Records:
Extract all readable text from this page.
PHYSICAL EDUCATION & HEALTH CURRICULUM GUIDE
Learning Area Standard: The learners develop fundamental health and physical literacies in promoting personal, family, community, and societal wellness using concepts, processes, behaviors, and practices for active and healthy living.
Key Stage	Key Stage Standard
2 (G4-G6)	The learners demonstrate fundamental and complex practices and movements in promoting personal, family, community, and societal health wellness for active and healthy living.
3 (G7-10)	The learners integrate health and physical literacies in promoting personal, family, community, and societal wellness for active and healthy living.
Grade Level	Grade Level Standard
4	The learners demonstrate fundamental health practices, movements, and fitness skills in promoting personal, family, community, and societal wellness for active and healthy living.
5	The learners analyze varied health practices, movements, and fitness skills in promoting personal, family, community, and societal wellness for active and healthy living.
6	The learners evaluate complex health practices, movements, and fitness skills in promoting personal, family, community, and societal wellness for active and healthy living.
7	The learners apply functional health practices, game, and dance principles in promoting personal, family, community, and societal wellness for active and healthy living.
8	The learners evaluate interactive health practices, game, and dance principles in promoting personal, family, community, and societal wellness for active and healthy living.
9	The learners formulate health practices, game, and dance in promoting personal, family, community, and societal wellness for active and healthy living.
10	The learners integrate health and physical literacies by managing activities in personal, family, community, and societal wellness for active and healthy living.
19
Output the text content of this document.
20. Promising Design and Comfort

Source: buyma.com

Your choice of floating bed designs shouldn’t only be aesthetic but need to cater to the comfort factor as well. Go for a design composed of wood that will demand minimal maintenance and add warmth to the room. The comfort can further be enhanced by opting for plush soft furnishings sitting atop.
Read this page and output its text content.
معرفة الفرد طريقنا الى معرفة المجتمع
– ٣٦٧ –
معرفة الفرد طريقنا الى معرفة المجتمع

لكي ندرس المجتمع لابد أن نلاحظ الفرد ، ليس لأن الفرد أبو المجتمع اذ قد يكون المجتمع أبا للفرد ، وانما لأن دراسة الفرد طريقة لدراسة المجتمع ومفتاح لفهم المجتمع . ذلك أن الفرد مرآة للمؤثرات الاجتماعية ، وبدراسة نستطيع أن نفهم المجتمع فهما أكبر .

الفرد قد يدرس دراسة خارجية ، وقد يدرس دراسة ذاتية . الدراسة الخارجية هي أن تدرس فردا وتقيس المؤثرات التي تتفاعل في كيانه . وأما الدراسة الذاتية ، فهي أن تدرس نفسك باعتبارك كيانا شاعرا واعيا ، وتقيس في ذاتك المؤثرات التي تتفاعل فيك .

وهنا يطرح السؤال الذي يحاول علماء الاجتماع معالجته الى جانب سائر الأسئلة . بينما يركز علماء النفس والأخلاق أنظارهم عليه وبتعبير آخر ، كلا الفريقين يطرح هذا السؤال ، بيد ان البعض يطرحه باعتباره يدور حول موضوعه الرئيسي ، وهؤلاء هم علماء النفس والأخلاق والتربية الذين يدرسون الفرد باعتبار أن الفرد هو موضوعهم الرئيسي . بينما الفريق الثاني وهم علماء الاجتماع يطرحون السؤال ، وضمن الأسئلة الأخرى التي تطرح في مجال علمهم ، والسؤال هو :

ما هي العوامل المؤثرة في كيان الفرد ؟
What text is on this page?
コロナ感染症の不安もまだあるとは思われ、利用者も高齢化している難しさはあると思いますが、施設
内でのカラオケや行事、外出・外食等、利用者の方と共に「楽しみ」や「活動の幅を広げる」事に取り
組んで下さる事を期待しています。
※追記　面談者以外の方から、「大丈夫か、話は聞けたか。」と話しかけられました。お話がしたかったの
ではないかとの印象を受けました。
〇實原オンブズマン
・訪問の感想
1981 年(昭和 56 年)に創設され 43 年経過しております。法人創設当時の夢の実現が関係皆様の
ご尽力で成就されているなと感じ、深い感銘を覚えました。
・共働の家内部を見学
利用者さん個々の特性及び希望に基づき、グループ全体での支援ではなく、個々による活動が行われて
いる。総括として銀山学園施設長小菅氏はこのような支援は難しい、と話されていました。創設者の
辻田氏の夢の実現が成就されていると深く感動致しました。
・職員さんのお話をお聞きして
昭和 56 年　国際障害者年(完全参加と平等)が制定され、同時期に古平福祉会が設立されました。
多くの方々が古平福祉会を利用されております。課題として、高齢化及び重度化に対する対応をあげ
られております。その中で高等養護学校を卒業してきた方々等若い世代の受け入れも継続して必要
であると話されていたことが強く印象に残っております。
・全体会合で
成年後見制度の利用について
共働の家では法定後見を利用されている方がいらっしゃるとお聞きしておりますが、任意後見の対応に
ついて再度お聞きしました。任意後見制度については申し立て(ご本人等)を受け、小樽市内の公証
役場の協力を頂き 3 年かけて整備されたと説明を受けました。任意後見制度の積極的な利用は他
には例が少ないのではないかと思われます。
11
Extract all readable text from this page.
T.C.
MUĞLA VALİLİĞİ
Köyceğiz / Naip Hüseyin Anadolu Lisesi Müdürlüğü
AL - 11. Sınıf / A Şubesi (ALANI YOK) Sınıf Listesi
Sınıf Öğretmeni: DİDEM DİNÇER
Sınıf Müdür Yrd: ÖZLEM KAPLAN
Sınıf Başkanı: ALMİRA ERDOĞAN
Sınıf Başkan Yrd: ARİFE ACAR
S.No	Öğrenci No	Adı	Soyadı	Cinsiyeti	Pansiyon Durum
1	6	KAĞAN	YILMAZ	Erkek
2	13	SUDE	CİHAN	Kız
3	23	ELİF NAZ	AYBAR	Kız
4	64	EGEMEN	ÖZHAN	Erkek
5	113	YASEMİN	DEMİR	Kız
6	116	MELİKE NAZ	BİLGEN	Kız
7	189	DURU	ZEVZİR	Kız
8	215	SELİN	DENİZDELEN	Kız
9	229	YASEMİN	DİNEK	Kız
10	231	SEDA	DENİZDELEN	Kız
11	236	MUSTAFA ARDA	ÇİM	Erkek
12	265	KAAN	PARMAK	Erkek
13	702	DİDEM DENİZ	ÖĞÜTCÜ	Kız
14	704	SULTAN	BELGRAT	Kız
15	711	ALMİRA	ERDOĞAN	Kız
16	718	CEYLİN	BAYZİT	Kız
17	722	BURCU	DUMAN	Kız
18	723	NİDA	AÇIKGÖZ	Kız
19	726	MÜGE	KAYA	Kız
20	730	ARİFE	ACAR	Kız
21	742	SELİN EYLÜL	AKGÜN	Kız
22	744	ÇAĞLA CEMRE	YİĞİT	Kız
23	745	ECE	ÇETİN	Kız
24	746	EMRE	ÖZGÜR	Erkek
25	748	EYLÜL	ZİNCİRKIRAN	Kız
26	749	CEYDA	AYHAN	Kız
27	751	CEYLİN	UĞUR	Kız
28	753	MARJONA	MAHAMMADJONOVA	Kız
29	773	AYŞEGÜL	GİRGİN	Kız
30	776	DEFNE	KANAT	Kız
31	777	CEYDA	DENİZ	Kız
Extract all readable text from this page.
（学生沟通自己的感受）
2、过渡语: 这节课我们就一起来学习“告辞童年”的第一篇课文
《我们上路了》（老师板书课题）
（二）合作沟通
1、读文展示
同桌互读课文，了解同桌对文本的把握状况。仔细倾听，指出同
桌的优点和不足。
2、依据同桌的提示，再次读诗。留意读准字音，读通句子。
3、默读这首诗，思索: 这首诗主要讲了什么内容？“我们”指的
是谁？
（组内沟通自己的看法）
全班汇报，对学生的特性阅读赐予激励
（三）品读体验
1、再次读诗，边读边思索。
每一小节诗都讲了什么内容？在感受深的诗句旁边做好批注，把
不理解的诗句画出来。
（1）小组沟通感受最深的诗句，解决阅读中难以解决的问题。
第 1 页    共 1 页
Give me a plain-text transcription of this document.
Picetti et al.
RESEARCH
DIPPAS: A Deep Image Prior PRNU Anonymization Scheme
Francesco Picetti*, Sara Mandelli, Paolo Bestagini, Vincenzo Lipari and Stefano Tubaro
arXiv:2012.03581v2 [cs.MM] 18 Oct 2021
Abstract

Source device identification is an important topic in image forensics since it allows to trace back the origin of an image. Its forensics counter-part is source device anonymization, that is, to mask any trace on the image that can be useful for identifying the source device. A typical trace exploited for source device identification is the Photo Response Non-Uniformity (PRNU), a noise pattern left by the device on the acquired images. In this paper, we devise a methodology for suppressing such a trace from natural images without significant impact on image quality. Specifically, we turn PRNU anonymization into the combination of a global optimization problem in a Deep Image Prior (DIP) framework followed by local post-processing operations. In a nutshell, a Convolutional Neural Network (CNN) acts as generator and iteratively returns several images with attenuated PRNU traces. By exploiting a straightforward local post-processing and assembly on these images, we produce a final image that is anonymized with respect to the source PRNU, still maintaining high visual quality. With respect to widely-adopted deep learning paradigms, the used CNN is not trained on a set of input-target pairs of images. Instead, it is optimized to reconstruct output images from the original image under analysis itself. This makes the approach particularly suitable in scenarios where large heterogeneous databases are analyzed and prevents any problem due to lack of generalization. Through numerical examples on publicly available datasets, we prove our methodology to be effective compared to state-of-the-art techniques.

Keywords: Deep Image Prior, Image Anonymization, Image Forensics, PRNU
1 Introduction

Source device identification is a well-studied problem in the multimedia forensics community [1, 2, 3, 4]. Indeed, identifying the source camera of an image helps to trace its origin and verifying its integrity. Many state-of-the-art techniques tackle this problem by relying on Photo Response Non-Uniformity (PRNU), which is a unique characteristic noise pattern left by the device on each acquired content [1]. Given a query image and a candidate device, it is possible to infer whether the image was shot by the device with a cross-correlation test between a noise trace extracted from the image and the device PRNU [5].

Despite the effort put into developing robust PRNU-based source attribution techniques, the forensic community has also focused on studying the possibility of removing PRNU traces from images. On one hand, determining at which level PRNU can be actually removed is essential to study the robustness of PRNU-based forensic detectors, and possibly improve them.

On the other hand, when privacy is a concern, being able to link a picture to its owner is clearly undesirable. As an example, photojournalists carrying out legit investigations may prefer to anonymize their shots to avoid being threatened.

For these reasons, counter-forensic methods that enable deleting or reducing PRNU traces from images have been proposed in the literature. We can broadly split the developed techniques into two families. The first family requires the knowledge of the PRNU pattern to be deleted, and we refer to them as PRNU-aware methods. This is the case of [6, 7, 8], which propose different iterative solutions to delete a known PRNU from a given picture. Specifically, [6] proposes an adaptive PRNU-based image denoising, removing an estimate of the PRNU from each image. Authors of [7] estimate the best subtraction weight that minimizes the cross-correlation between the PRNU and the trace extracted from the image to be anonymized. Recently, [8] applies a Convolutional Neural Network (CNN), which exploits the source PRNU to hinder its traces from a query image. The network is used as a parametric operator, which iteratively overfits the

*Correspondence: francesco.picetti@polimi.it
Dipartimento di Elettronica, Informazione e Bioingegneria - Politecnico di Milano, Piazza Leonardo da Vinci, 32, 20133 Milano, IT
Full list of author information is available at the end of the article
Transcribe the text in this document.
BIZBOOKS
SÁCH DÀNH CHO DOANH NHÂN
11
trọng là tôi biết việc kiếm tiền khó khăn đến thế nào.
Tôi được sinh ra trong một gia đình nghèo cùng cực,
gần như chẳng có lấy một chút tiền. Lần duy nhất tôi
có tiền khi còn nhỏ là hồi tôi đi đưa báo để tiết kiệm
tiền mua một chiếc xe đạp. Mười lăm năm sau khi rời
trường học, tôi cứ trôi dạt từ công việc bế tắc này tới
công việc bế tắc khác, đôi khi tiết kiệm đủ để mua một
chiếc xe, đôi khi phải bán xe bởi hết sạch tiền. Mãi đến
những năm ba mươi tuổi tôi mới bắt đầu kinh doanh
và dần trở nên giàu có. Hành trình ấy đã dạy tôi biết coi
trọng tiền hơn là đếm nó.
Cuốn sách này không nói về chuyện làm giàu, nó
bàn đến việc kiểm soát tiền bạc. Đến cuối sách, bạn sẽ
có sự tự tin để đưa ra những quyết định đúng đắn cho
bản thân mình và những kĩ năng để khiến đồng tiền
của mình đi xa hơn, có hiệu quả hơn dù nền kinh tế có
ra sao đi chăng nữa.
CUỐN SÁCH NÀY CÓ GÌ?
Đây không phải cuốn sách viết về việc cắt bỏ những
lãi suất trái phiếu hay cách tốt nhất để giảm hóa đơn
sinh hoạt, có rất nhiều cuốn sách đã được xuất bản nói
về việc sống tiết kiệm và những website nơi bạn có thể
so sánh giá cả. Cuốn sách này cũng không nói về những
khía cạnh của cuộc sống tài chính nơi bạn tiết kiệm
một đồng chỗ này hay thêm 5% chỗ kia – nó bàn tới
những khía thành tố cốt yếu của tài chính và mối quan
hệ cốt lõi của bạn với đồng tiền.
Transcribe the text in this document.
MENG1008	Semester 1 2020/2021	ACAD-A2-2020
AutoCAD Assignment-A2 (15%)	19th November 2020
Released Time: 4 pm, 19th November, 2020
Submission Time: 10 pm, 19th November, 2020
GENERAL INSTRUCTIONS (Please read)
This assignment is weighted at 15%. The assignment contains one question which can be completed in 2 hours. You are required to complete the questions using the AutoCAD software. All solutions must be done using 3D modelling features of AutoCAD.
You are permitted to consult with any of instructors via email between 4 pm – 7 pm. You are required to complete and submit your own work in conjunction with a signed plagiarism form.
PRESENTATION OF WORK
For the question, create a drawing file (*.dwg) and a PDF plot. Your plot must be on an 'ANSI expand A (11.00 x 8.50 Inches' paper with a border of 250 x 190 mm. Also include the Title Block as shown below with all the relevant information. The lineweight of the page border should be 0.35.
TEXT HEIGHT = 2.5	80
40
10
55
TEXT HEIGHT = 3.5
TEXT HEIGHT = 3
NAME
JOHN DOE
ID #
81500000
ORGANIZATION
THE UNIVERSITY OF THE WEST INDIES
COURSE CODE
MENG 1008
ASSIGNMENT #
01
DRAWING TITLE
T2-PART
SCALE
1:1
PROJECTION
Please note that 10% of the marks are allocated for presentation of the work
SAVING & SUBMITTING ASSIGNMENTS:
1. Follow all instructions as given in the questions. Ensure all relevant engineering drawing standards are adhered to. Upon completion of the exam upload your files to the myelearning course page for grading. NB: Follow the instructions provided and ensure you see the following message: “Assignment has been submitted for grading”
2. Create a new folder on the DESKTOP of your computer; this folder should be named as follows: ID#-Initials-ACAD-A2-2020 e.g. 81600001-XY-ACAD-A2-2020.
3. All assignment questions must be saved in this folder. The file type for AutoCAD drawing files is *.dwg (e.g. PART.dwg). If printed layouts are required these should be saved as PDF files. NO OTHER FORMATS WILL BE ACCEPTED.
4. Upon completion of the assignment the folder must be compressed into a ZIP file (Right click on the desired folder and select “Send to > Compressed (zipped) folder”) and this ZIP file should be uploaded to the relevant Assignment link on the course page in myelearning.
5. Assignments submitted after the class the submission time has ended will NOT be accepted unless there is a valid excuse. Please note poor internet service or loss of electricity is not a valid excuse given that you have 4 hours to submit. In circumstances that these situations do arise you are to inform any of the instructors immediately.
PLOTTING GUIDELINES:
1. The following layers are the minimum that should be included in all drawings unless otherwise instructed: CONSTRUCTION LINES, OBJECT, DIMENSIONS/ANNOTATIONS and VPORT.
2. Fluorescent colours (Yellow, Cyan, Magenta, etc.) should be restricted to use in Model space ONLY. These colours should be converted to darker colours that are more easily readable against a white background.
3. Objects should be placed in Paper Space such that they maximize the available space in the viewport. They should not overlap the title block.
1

Direction:
State only how many lines in the material include "mình".

Correct response:
2